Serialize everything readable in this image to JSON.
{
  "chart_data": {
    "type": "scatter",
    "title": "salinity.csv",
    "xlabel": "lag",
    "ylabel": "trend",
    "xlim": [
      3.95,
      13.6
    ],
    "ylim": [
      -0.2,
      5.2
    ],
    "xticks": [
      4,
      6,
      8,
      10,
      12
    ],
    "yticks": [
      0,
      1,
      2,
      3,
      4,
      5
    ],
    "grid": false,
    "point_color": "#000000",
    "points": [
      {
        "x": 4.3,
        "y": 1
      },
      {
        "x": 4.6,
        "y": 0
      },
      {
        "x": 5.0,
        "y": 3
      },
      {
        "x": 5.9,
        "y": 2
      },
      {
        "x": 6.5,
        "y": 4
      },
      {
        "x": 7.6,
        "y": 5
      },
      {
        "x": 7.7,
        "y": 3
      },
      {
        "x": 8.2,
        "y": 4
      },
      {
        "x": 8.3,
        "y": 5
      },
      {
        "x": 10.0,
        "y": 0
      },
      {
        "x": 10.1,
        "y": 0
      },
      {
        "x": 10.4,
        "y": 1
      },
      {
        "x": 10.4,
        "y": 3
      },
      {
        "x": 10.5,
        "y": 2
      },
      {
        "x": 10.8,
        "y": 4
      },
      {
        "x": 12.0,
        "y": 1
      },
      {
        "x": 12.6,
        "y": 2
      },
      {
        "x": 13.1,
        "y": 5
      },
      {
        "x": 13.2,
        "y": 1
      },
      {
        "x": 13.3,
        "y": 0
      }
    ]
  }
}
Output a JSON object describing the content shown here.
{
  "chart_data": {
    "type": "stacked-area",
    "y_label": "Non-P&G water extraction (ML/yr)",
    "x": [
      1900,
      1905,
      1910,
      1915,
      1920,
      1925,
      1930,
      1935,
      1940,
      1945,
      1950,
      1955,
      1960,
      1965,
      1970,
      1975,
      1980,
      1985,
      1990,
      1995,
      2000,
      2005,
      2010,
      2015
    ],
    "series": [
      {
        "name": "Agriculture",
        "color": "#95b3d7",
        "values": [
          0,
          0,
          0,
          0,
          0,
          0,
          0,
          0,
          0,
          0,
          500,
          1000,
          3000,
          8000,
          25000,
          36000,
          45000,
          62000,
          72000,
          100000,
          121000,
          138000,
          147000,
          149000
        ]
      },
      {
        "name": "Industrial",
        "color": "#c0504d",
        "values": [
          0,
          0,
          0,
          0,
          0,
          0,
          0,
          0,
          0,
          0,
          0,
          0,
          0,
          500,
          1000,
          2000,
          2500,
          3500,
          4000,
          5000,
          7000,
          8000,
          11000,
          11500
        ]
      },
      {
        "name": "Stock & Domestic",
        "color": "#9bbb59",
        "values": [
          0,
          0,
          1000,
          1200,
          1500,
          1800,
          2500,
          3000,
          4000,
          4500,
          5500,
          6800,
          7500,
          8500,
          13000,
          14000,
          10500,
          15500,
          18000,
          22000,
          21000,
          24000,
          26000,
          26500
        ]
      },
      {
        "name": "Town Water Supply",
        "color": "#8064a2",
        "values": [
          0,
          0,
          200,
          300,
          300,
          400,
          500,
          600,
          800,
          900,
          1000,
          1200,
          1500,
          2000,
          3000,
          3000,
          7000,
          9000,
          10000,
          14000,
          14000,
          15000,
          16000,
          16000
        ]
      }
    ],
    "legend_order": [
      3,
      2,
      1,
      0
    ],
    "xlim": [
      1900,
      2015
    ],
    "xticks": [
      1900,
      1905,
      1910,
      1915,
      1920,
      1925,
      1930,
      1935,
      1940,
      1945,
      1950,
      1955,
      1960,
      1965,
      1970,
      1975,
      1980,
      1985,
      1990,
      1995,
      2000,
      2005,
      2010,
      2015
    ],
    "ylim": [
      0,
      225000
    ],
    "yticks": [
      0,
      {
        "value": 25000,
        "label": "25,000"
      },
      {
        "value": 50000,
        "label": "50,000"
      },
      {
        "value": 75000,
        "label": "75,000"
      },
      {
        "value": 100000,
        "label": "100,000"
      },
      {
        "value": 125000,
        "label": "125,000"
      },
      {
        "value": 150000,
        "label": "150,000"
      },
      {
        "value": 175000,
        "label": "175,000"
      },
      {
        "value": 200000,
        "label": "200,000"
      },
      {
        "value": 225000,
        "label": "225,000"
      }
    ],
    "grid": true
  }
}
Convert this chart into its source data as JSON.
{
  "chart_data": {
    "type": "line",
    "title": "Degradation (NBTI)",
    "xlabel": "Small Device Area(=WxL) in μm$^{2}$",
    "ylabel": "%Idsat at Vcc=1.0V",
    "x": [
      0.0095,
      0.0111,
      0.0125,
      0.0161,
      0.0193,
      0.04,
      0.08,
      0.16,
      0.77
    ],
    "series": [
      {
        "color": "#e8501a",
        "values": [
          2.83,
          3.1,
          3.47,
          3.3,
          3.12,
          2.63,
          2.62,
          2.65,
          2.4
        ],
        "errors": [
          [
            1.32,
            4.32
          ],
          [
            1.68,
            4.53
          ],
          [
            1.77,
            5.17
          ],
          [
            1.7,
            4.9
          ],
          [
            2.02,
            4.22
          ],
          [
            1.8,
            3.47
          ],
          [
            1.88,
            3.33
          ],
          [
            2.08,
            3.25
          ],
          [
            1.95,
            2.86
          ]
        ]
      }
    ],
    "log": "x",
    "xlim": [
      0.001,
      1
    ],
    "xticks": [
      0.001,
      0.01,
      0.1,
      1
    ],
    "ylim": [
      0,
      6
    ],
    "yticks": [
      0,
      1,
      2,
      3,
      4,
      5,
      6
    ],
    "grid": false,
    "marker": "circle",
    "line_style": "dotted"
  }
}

◇ ◇ ◇ ◇ ◇ ◇ ◇

• What is being asked: Transcribe every entry word for word.

• Full solution:
Serialize everything readable in this image to JSON.
{
  "chart_data": {
    "type": "scatter",
    "title": "salinity.csv",
    "xlabel": "lag",
    "ylabel": "trend",
    "xlim": [
      3.95,
      13.6
    ],
    "ylim": [
      -0.2,
      5.2
    ],
    "xticks": [
      4,
      6,
      8,
      10,
      12
    ],
    "yticks": [
      0,
      1,
      2,
      3,
      4,
      5
    ],
    "grid": false,
    "point_color": "#000000",
    "points": [
      {
        "x": 4.3,
        "y": 1
      },
      {
        "x": 4.6,
        "y": 0
      },
      {
        "x": 5.0,
        "y": 3
      },
      {
        "x": 5.9,
        "y": 2
      },
      {
        "x": 6.5,
        "y": 4
      },
      {
        "x": 7.6,
        "y": 5
      },
      {
        "x": 7.7,
        "y": 3
      },
      {
        "x": 8.2,
        "y": 4
      },
      {
        "x": 8.3,
        "y": 5
      },
      {
        "x": 10.0,
        "y": 0
      },
      {
        "x": 10.1,
        "y": 0
      },
      {
        "x": 10.4,
        "y": 1
      },
      {
        "x": 10.4,
        "y": 3
      },
      {
        "x": 10.5,
        "y": 2
      },
      {
        "x": 10.8,
        "y": 4
      },
      {
        "x": 12.0,
        "y": 1
      },
      {
        "x": 12.6,
        "y": 2
      },
      {
        "x": 13.1,
        "y": 5
      },
      {
        "x": 13.2,
        "y": 1
      },
      {
        "x": 13.3,
        "y": 0
      }
    ]
  }
}
Output a JSON object describing the content shown here.
{
  "chart_data": {
    "type": "stacked-area",
    "y_label": "Non-P&G water extraction (ML/yr)",
    "x": [
      1900,
      1905,
      1910,
      1915,
      1920,
      1925,
      1930,
      1935,
      1940,
      1945,
      1950,
      1955,
      1960,
      1965,
      1970,
      1975,
      1980,
      1985,
      1990,
      1995,
      2000,
      2005,
      2010,
      2015
    ],
    "series": [
      {
        "name": "Agriculture",
        "color": "#95b3d7",
        "values": [
          0,
          0,
          0,
          0,
          0,
          0,
          0,
          0,
          0,
          0,
          500,
          1000,
          3000,
          8000,
          25000,
          36000,
          45000,
          62000,
          72000,
          100000,
          121000,
          138000,
          147000,
          149000
        ]
      },
      {
        "name": "Industrial",
        "color": "#c0504d",
        "values": [
          0,
          0,
          0,
          0,
          0,
          0,
          0,
          0,
          0,
          0,
          0,
          0,
          0,
          500,
          1000,
          2000,
          2500,
          3500,
          4000,
          5000,
          7000,
          8000,
          11000,
          11500
        ]
      },
      {
        "name": "Stock & Domestic",
        "color": "#9bbb59",
        "values": [
          0,
          0,
          1000,
          1200,
          1500,
          1800,
          2500,
          3000,
          4000,
          4500,
          5500,
          6800,
          7500,
          8500,
          13000,
          14000,
          10500,
          15500,
          18000,
          22000,
          21000,
          24000,
          26000,
          26500
        ]
      },
      {
        "name": "Town Water Supply",
        "color": "#8064a2",
        "values": [
          0,
          0,
          200,
          300,
          300,
          400,
          500,
          600,
          800,
          900,
          1000,
          1200,
          1500,
          2000,
          3000,
          3000,
          7000,
          9000,
          10000,
          14000,
          14000,
          15000,
          16000,
          16000
        ]
      }
    ],
    "legend_order": [
      3,
      2,
      1,
      0
    ],
    "xlim": [
      1900,
      2015
    ],
    "xticks": [
      1900,
      1905,
      1910,
      1915,
      1920,
      1925,
      1930,
      1935,
      1940,
      1945,
      1950,
      1955,
      1960,
      1965,
      1970,
      1975,
      1980,
      1985,
      1990,
      1995,
      2000,
      2005,
      2010,
      2015
    ],
    "ylim": [
      0,
      225000
    ],
    "yticks": [
      0,
      {
        "value": 25000,
        "label": "25,000"
      },
      {
        "value": 50000,
        "label": "50,000"
      },
      {
        "value": 75000,
        "label": "75,000"
      },
      {
        "value": 100000,
        "label": "100,000"
      },
      {
        "value": 125000,
        "label": "125,000"
      },
      {
        "value": 150000,
        "label": "150,000"
      },
      {
        "value": 175000,
        "label": "175,000"
      },
      {
        "value": 200000,
        "label": "200,000"
      },
      {
        "value": 225000,
        "label": "225,000"
      }
    ],
    "grid": true
  }
}
Convert this chart into its source data as JSON.
{
  "chart_data": {
    "type": "line",
    "title": "Degradation (NBTI)",
    "xlabel": "Small Device Area(=WxL) in μm$^{2}$",
    "ylabel": "%Idsat at Vcc=1.0V",
    "x": [
      0.0095,
      0.0111,
      0.0125,
      0.0161,
      0.0193,
      0.04,
      0.08,
      0.16,
      0.77
    ],
    "series": [
      {
        "color": "#e8501a",
        "values": [
          2.83,
          3.1,
          3.47,
          3.3,
          3.12,
          2.63,
          2.62,
          2.65,
          2.4
        ],
        "errors": [
          [
            1.32,
            4.32
          ],
          [
            1.68,
            4.53
          ],
          [
            1.77,
            5.17
          ],
          [
            1.7,
            4.9
          ],
          [
            2.02,
            4.22
          ],
          [
            1.8,
            3.47
          ],
          [
            1.88,
            3.33
          ],
          [
            2.08,
            3.25
          ],
          [
            1.95,
            2.86
          ]
        ]
      }
    ],
    "log": "x",
    "xlim": [
      0.001,
      1
    ],
    "xticks": [
      0.001,
      0.01,
      0.1,
      1
    ],
    "ylim": [
      0,
      6
    ],
    "yticks": [
      0,
      1,
      2,
      3,
      4,
      5,
      6
    ],
    "grid": false,
    "marker": "circle",
    "line_style": "dotted"
  }
}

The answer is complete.